Given task:
Copy out all the data, word for word.

[Items from a figure collection]
.....

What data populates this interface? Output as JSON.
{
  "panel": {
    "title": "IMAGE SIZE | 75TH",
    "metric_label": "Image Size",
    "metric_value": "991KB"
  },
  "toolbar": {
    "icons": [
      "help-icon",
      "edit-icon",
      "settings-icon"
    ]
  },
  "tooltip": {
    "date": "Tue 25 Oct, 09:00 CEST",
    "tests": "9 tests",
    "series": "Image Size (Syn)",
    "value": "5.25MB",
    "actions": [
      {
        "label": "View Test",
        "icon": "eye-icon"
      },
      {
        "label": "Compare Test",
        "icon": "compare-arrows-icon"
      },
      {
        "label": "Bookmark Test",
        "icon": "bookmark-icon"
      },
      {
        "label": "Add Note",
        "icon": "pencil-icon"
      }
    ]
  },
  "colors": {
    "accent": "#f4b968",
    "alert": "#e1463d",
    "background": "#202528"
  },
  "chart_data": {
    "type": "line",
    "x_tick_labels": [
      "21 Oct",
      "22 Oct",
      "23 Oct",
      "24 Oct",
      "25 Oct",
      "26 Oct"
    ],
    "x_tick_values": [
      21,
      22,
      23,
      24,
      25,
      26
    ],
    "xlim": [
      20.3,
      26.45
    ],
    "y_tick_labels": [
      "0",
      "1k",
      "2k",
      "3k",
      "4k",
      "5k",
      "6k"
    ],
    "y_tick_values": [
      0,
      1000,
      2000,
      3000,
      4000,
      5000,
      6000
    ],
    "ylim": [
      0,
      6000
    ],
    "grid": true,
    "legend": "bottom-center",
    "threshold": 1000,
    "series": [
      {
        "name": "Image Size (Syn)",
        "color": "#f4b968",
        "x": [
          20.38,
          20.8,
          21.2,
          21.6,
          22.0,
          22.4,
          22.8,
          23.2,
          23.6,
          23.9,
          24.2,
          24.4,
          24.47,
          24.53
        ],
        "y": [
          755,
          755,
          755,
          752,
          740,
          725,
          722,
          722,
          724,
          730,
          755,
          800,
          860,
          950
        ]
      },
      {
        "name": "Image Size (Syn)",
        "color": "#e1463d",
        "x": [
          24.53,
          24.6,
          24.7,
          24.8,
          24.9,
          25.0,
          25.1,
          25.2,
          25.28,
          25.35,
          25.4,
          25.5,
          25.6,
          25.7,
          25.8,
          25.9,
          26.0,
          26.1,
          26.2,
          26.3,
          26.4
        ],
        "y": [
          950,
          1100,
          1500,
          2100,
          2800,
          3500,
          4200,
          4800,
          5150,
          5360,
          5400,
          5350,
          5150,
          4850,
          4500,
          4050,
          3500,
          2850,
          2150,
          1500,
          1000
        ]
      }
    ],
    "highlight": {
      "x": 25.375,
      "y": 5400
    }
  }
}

.....

Problem solution:
What data populates this interface? Output as JSON.
{
  "panel": {
    "title": "IMAGE SIZE | 75TH",
    "metric_label": "Image Size",
    "metric_value": "991KB"
  },
  "toolbar": {
    "icons": [
      "help-icon",
      "edit-icon",
      "settings-icon"
    ]
  },
  "tooltip": {
    "date": "Tue 25 Oct, 09:00 CEST",
    "tests": "9 tests",
    "series": "Image Size (Syn)",
    "value": "5.25MB",
    "actions": [
      {
        "label": "View Test",
        "icon": "eye-icon"
      },
      {
        "label": "Compare Test",
        "icon": "compare-arrows-icon"
      },
      {
        "label": "Bookmark Test",
        "icon": "bookmark-icon"
      },
      {
        "label": "Add Note",
        "icon": "pencil-icon"
      }
    ]
  },
  "colors": {
    "accent": "#f4b968",
    "alert": "#e1463d",
    "background": "#202528"
  },
  "chart_data": {
    "type": "line",
    "x_tick_labels": [
      "21 Oct",
      "22 Oct",
      "23 Oct",
      "24 Oct",
      "25 Oct",
      "26 Oct"
    ],
    "x_tick_values": [
      21,
      22,
      23,
      24,
      25,
      26
    ],
    "xlim": [
      20.3,
      26.45
    ],
    "y_tick_labels": [
      "0",
      "1k",
      "2k",
      "3k",
      "4k",
      "5k",
      "6k"
    ],
    "y_tick_values": [
      0,
      1000,
      2000,
      3000,
      4000,
      5000,
      6000
    ],
    "ylim": [
      0,
      6000
    ],
    "grid": true,
    "legend": "bottom-center",
    "threshold": 1000,
    "series": [
      {
        "name": "Image Size (Syn)",
        "color": "#f4b968",
        "x": [
          20.38,
          20.8,
          21.2,
          21.6,
          22.0,
          22.4,
          22.8,
          23.2,
          23.6,
          23.9,
          24.2,
          24.4,
          24.47,
          24.53
        ],
        "y": [
          755,
          755,
          755,
          752,
          740,
          725,
          722,
          722,
          724,
          730,
          755,
          800,
          860,
          950
        ]
      },
      {
        "name": "Image Size (Syn)",
        "color": "#e1463d",
        "x": [
          24.53,
          24.6,
          24.7,
          24.8,
          24.9,
          25.0,
          25.1,
          25.2,
          25.28,
          25.35,
          25.4,
          25.5,
          25.6,
          25.7,
          25.8,
          25.9,
          26.0,
          26.1,
          26.2,
          26.3,
          26.4
        ],
        "y": [
          950,
          1100,
          1500,
          2100,
          2800,
          3500,
          4200,
          4800,
          5150,
          5360,
          5400,
          5350,
          5150,
          4850,
          4500,
          4050,
          3500,
          2850,
          2150,
          1500,
          1000
        ]
      }
    ],
    "highlight": {
      "x": 25.375,
      "y": 5400
    }
  }
}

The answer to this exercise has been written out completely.